Count the lines in the records below that contain the string `ticks`, and reply with only that number.

····················

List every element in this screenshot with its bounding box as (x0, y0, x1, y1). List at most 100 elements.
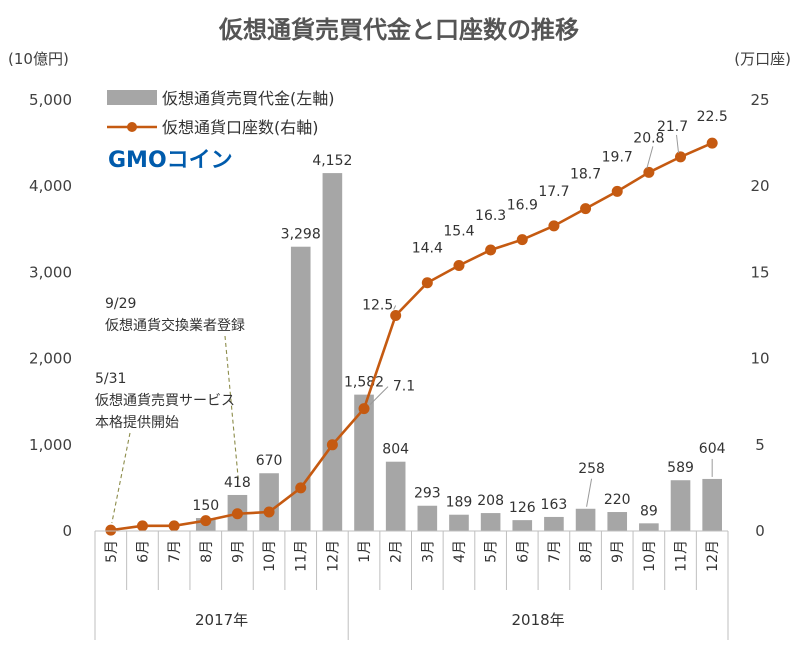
account-line-marker (516, 234, 528, 246)
line-data-label: 14.4 (412, 241, 443, 257)
bar (449, 514, 469, 531)
line-data-label: 12.5 (362, 298, 393, 314)
account-line-marker (421, 277, 433, 289)
bar (702, 478, 722, 531)
left-tick-label: 4,000 (29, 177, 72, 195)
account-line-marker (453, 260, 465, 272)
line-label-leader (369, 386, 389, 405)
month-label: 6月 (135, 540, 151, 563)
x-axis: 5月 6月 7月 8月 9月 10月 11月 12月 1月 2月 3月 4月 5月 6月 7月 8月 9月 10月… (94, 531, 729, 640)
left-axis-unit: (10億円) (8, 50, 69, 68)
chart-title: 仮想通貨売買代金と口座数の推移 (218, 16, 579, 44)
line-label-leader (646, 146, 654, 169)
legend-bar-label: 仮想通貨売買代金(左軸) (162, 89, 335, 108)
bar (259, 473, 279, 531)
annotation-text: 仮想通貨売買サービス (95, 392, 235, 409)
month-label: 12月 (325, 540, 341, 572)
account-line-marker (390, 310, 402, 321)
month-label: 1月 (357, 540, 373, 563)
line-data-label: 19.7 (602, 149, 633, 165)
account-line-marker (326, 439, 338, 451)
month-label: 9月 (610, 540, 626, 563)
line-data-label: 21.7 (657, 119, 688, 135)
bar (639, 523, 659, 531)
left-tick-label: 3,000 (29, 263, 72, 281)
bar (607, 512, 628, 531)
line-data-label: 18.7 (570, 167, 601, 183)
right-tick-label: 20 (750, 177, 769, 195)
bar-data-label: 208 (477, 493, 504, 509)
left-tick-label: 0 (62, 522, 72, 540)
account-line-marker (548, 220, 560, 232)
account-line-marker (295, 482, 307, 494)
month-label: 4月 (452, 540, 468, 563)
bar-data-label: 150 (192, 498, 219, 514)
bar-data-label: 258 (578, 461, 605, 477)
right-tick-label: 15 (750, 263, 769, 281)
bar-data-label: 220 (604, 492, 631, 508)
bar-data-label: 4,152 (312, 153, 352, 169)
bar-data-label: 1,582 (344, 375, 384, 391)
legend: 仮想通貨売買代金(左軸) 仮想通貨口座数(右軸) (107, 89, 335, 137)
annotation-leader (224, 335, 239, 482)
bar (512, 520, 533, 531)
account-line-marker (263, 506, 275, 518)
month-label: 2月 (389, 540, 405, 563)
legend-bar-swatch (107, 90, 157, 105)
account-line-marker (611, 185, 623, 197)
left-tick-label: 1,000 (29, 436, 72, 454)
bar (480, 513, 501, 531)
bar-label-leader (586, 478, 593, 507)
bar-data-label: 163 (541, 497, 568, 513)
line-data-labels: 7.112.514.415.416.316.917.718.719.720.82… (362, 109, 728, 405)
account-line-marker (168, 520, 180, 532)
month-label: 6月 (515, 540, 531, 563)
bar-data-label: 189 (446, 495, 473, 511)
gmo-coin-logo: GMOコイン (108, 148, 233, 173)
annotation-leader (111, 432, 131, 524)
month-label: 5月 (104, 540, 120, 563)
line-data-label: 16.3 (475, 208, 506, 224)
bar-data-label: 670 (256, 453, 283, 469)
bar-data-label: 89 (640, 503, 658, 519)
right-tick-label: 5 (755, 436, 765, 454)
legend-line-label: 仮想通貨口座数(右軸) (162, 118, 319, 137)
year-label: 2018年 (512, 611, 565, 629)
annotation-text: 仮想通貨交換業者登録 (105, 317, 245, 334)
bar (322, 173, 343, 531)
account-line-marker (231, 508, 243, 520)
bar-data-labels: 150 418 670 3,298 4,152 1,582 804 293 189 208 126 1… (192, 153, 725, 519)
left-axis-ticks: 0 1,000 2,000 3,000 4,000 5,000 (29, 91, 72, 540)
account-line-marker (485, 244, 497, 256)
month-label: 3月 (420, 540, 436, 563)
account-line-marker (643, 166, 655, 178)
annotation-text: 9/29 (105, 296, 136, 312)
bar-data-label: 804 (382, 442, 409, 458)
account-line-marker (105, 524, 117, 536)
left-tick-label: 5,000 (29, 91, 72, 109)
left-tick-label: 2,000 (29, 350, 72, 368)
right-tick-label: 10 (750, 350, 769, 368)
month-label: 7月 (167, 540, 183, 563)
line-label-leader (393, 305, 397, 310)
right-tick-label: 25 (750, 91, 769, 109)
bar (417, 505, 438, 531)
line-data-label: 22.5 (697, 109, 728, 125)
account-line (110, 141, 713, 532)
line-data-label: 20.8 (633, 130, 664, 146)
account-line-marker (580, 203, 592, 215)
annotation-text: 本格提供開始 (95, 415, 179, 431)
line-data-label: 7.1 (393, 379, 415, 395)
right-axis-ticks: 0 5 10 15 20 25 (750, 91, 769, 540)
month-label: 10月 (262, 540, 278, 572)
month-label: 5月 (484, 540, 500, 563)
bar (670, 480, 691, 531)
line-data-label: 17.7 (538, 184, 569, 200)
month-label: 11月 (674, 540, 690, 572)
bar-data-label: 293 (414, 486, 441, 502)
bar-data-label: 418 (224, 475, 251, 491)
bar (290, 246, 311, 531)
account-line-marker (136, 520, 148, 532)
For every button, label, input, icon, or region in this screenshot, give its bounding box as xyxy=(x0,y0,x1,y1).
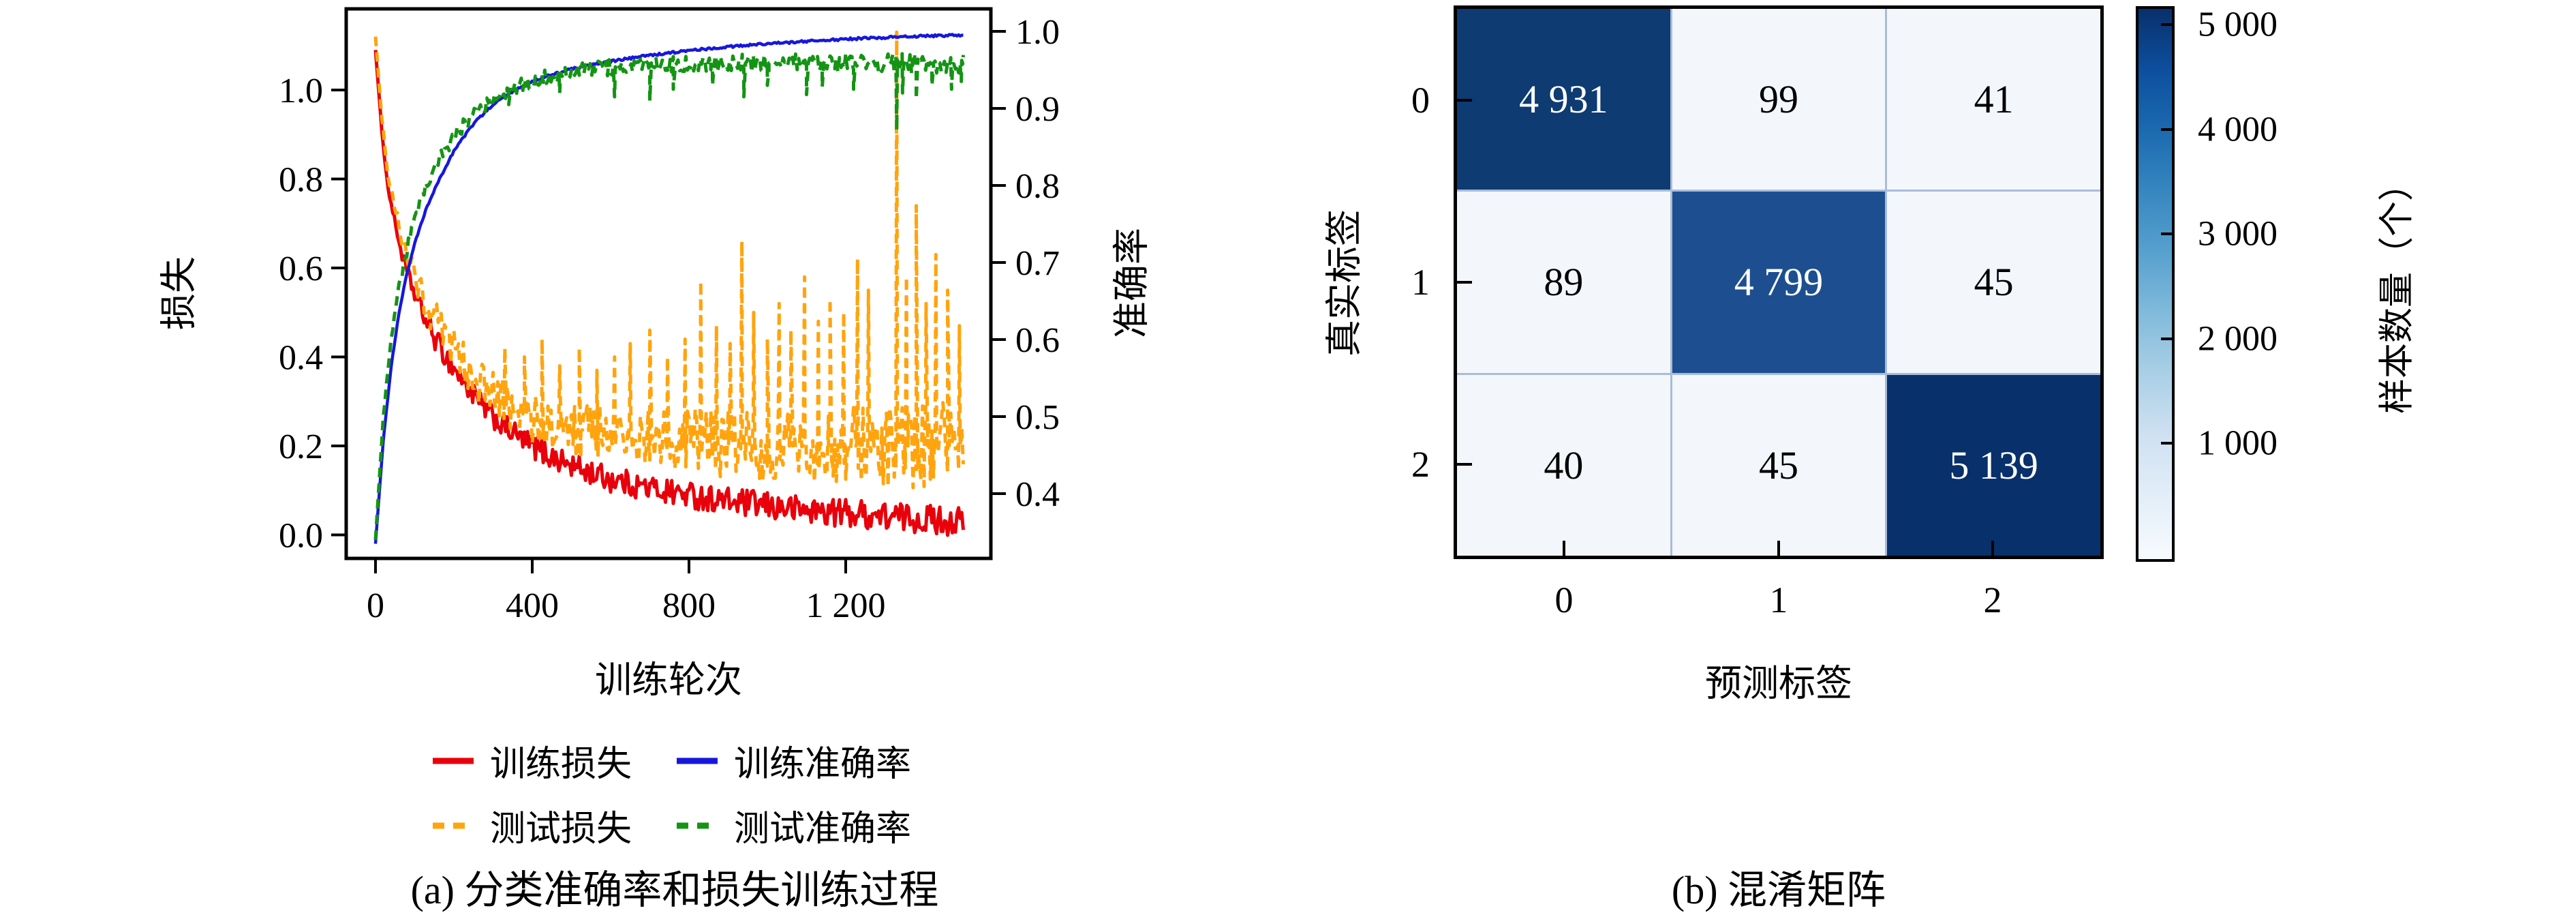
legend-item-测试损失: 测试损失 xyxy=(431,800,632,851)
epoch-tick-label: 400 xyxy=(506,586,559,625)
legend-label: 训练损失 xyxy=(489,745,632,784)
colorbar-tick-label: 1 000 xyxy=(2198,423,2278,463)
heatmap-row-label: 2 xyxy=(1411,444,1430,485)
heatmap-row-tick xyxy=(1457,463,1472,466)
heatmap-col-tick xyxy=(1563,541,1565,556)
heatmap-col-label: 1 xyxy=(1769,580,1788,620)
accuracy-tick-label: 0.8 xyxy=(1015,167,1060,206)
heatmap-row-tick xyxy=(1457,281,1472,284)
series-训练损失 xyxy=(373,50,965,537)
series-测试准确率 xyxy=(373,52,965,540)
legend: 训练损失测试损失 训练准确率测试准确率 xyxy=(431,735,911,851)
loss-axis-title: 损失 xyxy=(158,256,200,330)
loss-tick-label: 0.8 xyxy=(279,161,323,200)
loss-tick-label: 1.0 xyxy=(279,72,323,110)
heatmap-cell-r1c1: 4 799 xyxy=(1672,192,1886,373)
heatmap-col-tick xyxy=(1991,541,1994,556)
loss-tick-label: 0.4 xyxy=(279,339,323,378)
caption-panel-a: (a) 分类准确率和损失训练过程 xyxy=(410,868,939,912)
colorbar-tick-label: 3 000 xyxy=(2198,214,2278,254)
accuracy-tick-label: 1.0 xyxy=(1015,13,1060,52)
colorbar xyxy=(2136,6,2175,562)
colorbar-tick xyxy=(2161,442,2172,445)
heatmap-row-tick xyxy=(1457,99,1472,102)
pred-label-axis-title: 预测标签 xyxy=(1705,663,1852,704)
loss-tick-label: 0.0 xyxy=(279,517,323,556)
plot-frame xyxy=(344,7,993,560)
epoch-axis-title: 训练轮次 xyxy=(595,659,742,701)
legend-label: 测试准确率 xyxy=(734,810,912,849)
accuracy-tick-label: 0.4 xyxy=(1015,475,1060,514)
colorbar-tick xyxy=(2161,127,2172,131)
heatmap-cell-r0c1: 99 xyxy=(1672,9,1886,190)
accuracy-tick-label: 0.6 xyxy=(1015,321,1060,360)
colorbar-tick-label: 2 000 xyxy=(2198,319,2278,358)
heatmap-col-tick xyxy=(1777,541,1780,556)
confusion-matrix: 4 931 99 41 89 4 799 45 40 45 5 139 xyxy=(1454,5,2104,559)
heatmap-row-label: 0 xyxy=(1411,80,1430,121)
heatmap-cell-r2c1: 45 xyxy=(1672,374,1886,556)
heatmap-cell-r0c0: 4 931 xyxy=(1457,9,1670,190)
colorbar-tick xyxy=(2161,23,2172,26)
colorbar-tick xyxy=(2161,232,2172,235)
heatmap-cell-r2c2: 5 139 xyxy=(1887,374,2100,556)
accuracy-tick-label: 0.7 xyxy=(1015,244,1060,283)
heatmap-cell-r2c0: 40 xyxy=(1457,374,1670,556)
colorbar-tick-label: 5 000 xyxy=(2198,5,2278,44)
legend-item-测试准确率: 测试准确率 xyxy=(675,800,911,851)
legend-line-sample xyxy=(677,758,718,764)
caption-panel-b: (b) 混淆矩阵 xyxy=(1671,868,1886,912)
legend-item-训练损失: 训练损失 xyxy=(431,735,632,786)
loss-tick-label: 0.6 xyxy=(279,250,323,288)
heatmap-cell-r1c0: 89 xyxy=(1457,192,1670,373)
loss-tick-label: 0.2 xyxy=(279,427,323,466)
epoch-tick-label: 800 xyxy=(662,586,716,625)
accuracy-tick-label: 0.9 xyxy=(1015,90,1060,129)
colorbar-tick-label: 4 000 xyxy=(2198,110,2278,149)
series-测试损失 xyxy=(373,30,965,490)
epoch-tick-label: 1 200 xyxy=(806,586,886,625)
legend-item-训练准确率: 训练准确率 xyxy=(675,735,911,786)
legend-line-sample xyxy=(432,758,474,764)
accuracy-tick-label: 0.5 xyxy=(1015,398,1060,437)
heatmap-col-label: 0 xyxy=(1554,580,1574,620)
legend-label: 训练准确率 xyxy=(734,745,912,784)
heatmap-cell-r1c2: 45 xyxy=(1887,192,2100,373)
series-训练准确率 xyxy=(373,33,964,544)
accuracy-axis-title: 准确率 xyxy=(1111,228,1152,338)
colorbar-axis-title: 样本数量（个） xyxy=(2378,165,2417,415)
heatmap-col-label: 2 xyxy=(1983,580,2002,620)
heatmap-cell-r0c2: 41 xyxy=(1887,9,2100,190)
legend-line-sample xyxy=(677,822,718,828)
colorbar-tick xyxy=(2161,337,2172,340)
epoch-tick-label: 0 xyxy=(367,586,384,625)
legend-label: 测试损失 xyxy=(489,810,632,849)
legend-line-sample xyxy=(432,822,474,828)
true-label-axis-title: 真实标签 xyxy=(1323,209,1365,357)
heatmap-row-label: 1 xyxy=(1411,262,1430,303)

····················

▶ Task answer: 2